• [Source material]:
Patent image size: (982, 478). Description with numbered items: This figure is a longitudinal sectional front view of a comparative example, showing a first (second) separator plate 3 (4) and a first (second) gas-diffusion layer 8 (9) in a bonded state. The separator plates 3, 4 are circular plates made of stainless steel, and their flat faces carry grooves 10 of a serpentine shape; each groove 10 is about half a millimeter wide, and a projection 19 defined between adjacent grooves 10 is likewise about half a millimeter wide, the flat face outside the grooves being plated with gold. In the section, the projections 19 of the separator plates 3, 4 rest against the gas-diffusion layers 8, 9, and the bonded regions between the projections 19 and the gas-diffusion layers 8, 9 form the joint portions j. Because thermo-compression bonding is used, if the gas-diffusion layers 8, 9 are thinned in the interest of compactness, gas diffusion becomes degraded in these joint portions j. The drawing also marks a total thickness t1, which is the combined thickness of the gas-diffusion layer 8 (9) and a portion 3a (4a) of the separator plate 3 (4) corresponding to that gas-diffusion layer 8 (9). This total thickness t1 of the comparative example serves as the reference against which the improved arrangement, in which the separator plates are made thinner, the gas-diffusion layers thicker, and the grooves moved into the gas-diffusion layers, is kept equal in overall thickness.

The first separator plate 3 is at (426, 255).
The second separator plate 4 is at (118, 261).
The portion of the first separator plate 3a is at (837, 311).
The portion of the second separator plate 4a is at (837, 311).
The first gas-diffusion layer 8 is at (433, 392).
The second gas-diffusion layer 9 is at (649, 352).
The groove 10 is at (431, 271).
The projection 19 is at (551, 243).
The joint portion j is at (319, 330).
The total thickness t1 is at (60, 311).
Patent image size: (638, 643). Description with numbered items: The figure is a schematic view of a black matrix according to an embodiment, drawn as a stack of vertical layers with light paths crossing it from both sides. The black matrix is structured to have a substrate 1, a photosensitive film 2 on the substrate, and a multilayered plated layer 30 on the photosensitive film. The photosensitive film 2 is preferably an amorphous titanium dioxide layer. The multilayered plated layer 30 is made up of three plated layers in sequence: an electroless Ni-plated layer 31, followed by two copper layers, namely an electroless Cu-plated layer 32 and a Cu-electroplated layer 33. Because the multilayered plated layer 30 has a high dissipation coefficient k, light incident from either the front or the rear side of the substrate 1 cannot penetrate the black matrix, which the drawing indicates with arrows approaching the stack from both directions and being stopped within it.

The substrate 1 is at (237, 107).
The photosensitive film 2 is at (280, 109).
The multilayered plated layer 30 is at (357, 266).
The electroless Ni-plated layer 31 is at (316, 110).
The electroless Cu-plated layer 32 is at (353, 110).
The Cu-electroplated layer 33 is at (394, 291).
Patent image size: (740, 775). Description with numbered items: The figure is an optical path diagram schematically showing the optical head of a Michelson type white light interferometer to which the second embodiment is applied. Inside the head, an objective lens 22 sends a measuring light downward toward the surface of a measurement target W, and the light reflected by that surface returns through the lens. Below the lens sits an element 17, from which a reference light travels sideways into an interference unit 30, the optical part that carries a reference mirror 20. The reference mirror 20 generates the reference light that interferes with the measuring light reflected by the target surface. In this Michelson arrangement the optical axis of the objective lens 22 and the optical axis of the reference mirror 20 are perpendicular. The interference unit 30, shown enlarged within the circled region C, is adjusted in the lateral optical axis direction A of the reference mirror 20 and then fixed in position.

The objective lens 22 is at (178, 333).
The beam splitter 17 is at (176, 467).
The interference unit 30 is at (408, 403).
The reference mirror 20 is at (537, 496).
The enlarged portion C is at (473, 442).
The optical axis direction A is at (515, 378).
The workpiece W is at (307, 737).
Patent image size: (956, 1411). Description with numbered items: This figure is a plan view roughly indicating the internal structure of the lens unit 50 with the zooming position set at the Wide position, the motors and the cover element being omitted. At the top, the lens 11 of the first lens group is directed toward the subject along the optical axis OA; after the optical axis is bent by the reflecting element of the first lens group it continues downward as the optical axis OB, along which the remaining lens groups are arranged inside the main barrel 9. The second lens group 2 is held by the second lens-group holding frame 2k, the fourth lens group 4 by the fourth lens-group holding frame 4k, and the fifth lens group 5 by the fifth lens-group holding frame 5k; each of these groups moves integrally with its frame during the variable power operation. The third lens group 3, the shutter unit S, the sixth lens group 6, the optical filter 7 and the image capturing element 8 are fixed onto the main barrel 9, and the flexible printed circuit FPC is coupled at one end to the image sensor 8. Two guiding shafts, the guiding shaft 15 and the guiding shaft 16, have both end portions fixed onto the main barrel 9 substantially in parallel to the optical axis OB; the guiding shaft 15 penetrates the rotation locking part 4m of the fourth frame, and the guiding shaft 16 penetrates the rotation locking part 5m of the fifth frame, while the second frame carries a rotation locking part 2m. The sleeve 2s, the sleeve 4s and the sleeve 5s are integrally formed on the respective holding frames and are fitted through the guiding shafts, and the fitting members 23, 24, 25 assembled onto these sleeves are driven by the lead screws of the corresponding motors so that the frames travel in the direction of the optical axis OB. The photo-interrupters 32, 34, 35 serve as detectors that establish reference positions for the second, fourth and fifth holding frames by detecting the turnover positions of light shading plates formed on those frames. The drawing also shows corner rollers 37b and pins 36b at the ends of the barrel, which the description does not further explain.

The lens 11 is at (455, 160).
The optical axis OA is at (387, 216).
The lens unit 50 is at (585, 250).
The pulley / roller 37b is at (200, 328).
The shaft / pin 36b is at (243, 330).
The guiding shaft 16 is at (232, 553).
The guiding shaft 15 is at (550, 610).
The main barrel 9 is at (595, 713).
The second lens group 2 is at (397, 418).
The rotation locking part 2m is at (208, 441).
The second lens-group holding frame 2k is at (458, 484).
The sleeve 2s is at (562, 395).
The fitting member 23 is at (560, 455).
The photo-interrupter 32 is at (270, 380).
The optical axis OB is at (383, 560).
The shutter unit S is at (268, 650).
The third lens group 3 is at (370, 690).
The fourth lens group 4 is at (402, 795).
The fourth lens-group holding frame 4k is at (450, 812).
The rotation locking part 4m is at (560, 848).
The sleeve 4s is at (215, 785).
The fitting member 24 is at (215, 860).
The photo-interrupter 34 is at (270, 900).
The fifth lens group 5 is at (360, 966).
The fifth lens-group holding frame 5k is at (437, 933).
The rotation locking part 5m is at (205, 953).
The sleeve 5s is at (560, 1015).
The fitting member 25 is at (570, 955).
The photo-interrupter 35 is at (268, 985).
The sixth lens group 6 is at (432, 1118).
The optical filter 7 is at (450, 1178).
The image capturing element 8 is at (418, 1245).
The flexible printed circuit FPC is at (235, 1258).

• [What you have to do]:
Copy every row above word for word, with no changes.

• [Task solution]:
Patent image size: (982, 478). Description with numbered items: This figure is a longitudinal sectional front view of a comparative example, showing a first (second) separator plate 3 (4) and a first (second) gas-diffusion layer 8 (9) in a bonded state. The separator plates 3, 4 are circular plates made of stainless steel, and their flat faces carry grooves 10 of a serpentine shape; each groove 10 is about half a millimeter wide, and a projection 19 defined between adjacent grooves 10 is likewise about half a millimeter wide, the flat face outside the grooves being plated with gold. In the section, the projections 19 of the separator plates 3, 4 rest against the gas-diffusion layers 8, 9, and the bonded regions between the projections 19 and the gas-diffusion layers 8, 9 form the joint portions j. Because thermo-compression bonding is used, if the gas-diffusion layers 8, 9 are thinned in the interest of compactness, gas diffusion becomes degraded in these joint portions j. The drawing also marks a total thickness t1, which is the combined thickness of the gas-diffusion layer 8 (9) and a portion 3a (4a) of the separator plate 3 (4) corresponding to that gas-diffusion layer 8 (9). This total thickness t1 of the comparative example serves as the reference against which the improved arrangement, in which the separator plates are made thinner, the gas-diffusion layers thicker, and the grooves moved into the gas-diffusion layers, is kept equal in overall thickness.

The first separator plate 3 is at (426, 255).
The second separator plate 4 is at (118, 261).
The portion of the first separator plate 3a is at (837, 311).
The portion of the second separator plate 4a is at (837, 311).
The first gas-diffusion layer 8 is at (433, 392).
The second gas-diffusion layer 9 is at (649, 352).
The groove 10 is at (431, 271).
The projection 19 is at (551, 243).
The joint portion j is at (319, 330).
The total thickness t1 is at (60, 311).
Patent image size: (638, 643). Description with numbered items: The figure is a schematic view of a black matrix according to an embodiment, drawn as a stack of vertical layers with light paths crossing it from both sides. The black matrix is structured to have a substrate 1, a photosensitive film 2 on the substrate, and a multilayered plated layer 30 on the photosensitive film. The photosensitive film 2 is preferably an amorphous titanium dioxide layer. The multilayered plated layer 30 is made up of three plated layers in sequence: an electroless Ni-plated layer 31, followed by two copper layers, namely an electroless Cu-plated layer 32 and a Cu-electroplated layer 33. Because the multilayered plated layer 30 has a high dissipation coefficient k, light incident from either the front or the rear side of the substrate 1 cannot penetrate the black matrix, which the drawing indicates with arrows approaching the stack from both directions and being stopped within it.

The substrate 1 is at (237, 107).
The photosensitive film 2 is at (280, 109).
The multilayered plated layer 30 is at (357, 266).
The electroless Ni-plated layer 31 is at (316, 110).
The electroless Cu-plated layer 32 is at (353, 110).
The Cu-electroplated layer 33 is at (394, 291).
Patent image size: (740, 775). Description with numbered items: The figure is an optical path diagram schematically showing the optical head of a Michelson type white light interferometer to which the second embodiment is applied. Inside the head, an objective lens 22 sends a measuring light downward toward the surface of a measurement target W, and the light reflected by that surface returns through the lens. Below the lens sits an element 17, from which a reference light travels sideways into an interference unit 30, the optical part that carries a reference mirror 20. The reference mirror 20 generates the reference light that interferes with the measuring light reflected by the target surface. In this Michelson arrangement the optical axis of the objective lens 22 and the optical axis of the reference mirror 20 are perpendicular. The interference unit 30, shown enlarged within the circled region C, is adjusted in the lateral optical axis direction A of the reference mirror 20 and then fixed in position.

The objective lens 22 is at (178, 333).
The beam splitter 17 is at (176, 467).
The interference unit 30 is at (408, 403).
The reference mirror 20 is at (537, 496).
The enlarged portion C is at (473, 442).
The optical axis direction A is at (515, 378).
The workpiece W is at (307, 737).
Patent image size: (956, 1411). Description with numbered items: This figure is a plan view roughly indicating the internal structure of the lens unit 50 with the zooming position set at the Wide position, the motors and the cover element being omitted. At the top, the lens 11 of the first lens group is directed toward the subject along the optical axis OA; after the optical axis is bent by the reflecting element of the first lens group it continues downward as the optical axis OB, along which the remaining lens groups are arranged inside the main barrel 9. The second lens group 2 is held by the second lens-group holding frame 2k, the fourth lens group 4 by the fourth lens-group holding frame 4k, and the fifth lens group 5 by the fifth lens-group holding frame 5k; each of these groups moves integrally with its frame during the variable power operation. The third lens group 3, the shutter unit S, the sixth lens group 6, the optical filter 7 and the image capturing element 8 are fixed onto the main barrel 9, and the flexible printed circuit FPC is coupled at one end to the image sensor 8. Two guiding shafts, the guiding shaft 15 and the guiding shaft 16, have both end portions fixed onto the main barrel 9 substantially in parallel to the optical axis OB; the guiding shaft 15 penetrates the rotation locking part 4m of the fourth frame, and the guiding shaft 16 penetrates the rotation locking part 5m of the fifth frame, while the second frame carries a rotation locking part 2m. The sleeve 2s, the sleeve 4s and the sleeve 5s are integrally formed on the respective holding frames and are fitted through the guiding shafts, and the fitting members 23, 24, 25 assembled onto these sleeves are driven by the lead screws of the corresponding motors so that the frames travel in the direction of the optical axis OB. The photo-interrupters 32, 34, 35 serve as detectors that establish reference positions for the second, fourth and fifth holding frames by detecting the turnover positions of light shading plates formed on those frames. The drawing also shows corner rollers 37b and pins 36b at the ends of the barrel, which the description does not further explain.

The lens 11 is at (455, 160).
The optical axis OA is at (387, 216).
The lens unit 50 is at (585, 250).
The pulley / roller 37b is at (200, 328).
The shaft / pin 36b is at (243, 330).
The guiding shaft 16 is at (232, 553).
The guiding shaft 15 is at (550, 610).
The main barrel 9 is at (595, 713).
The second lens group 2 is at (397, 418).
The rotation locking part 2m is at (208, 441).
The second lens-group holding frame 2k is at (458, 484).
The sleeve 2s is at (562, 395).
The fitting member 23 is at (560, 455).
The photo-interrupter 32 is at (270, 380).
The optical axis OB is at (383, 560).
The shutter unit S is at (268, 650).
The third lens group 3 is at (370, 690).
The fourth lens group 4 is at (402, 795).
The fourth lens-group holding frame 4k is at (450, 812).
The rotation locking part 4m is at (560, 848).
The sleeve 4s is at (215, 785).
The fitting member 24 is at (215, 860).
The photo-interrupter 34 is at (270, 900).
The fifth lens group 5 is at (360, 966).
The fifth lens-group holding frame 5k is at (437, 933).
The rotation locking part 5m is at (205, 953).
The sleeve 5s is at (560, 1015).
The fitting member 25 is at (570, 955).
The photo-interrupter 35 is at (268, 985).
The sixth lens group 6 is at (432, 1118).
The optical filter 7 is at (450, 1178).
The image capturing element 8 is at (418, 1245).
The flexible printed circuit FPC is at (235, 1258).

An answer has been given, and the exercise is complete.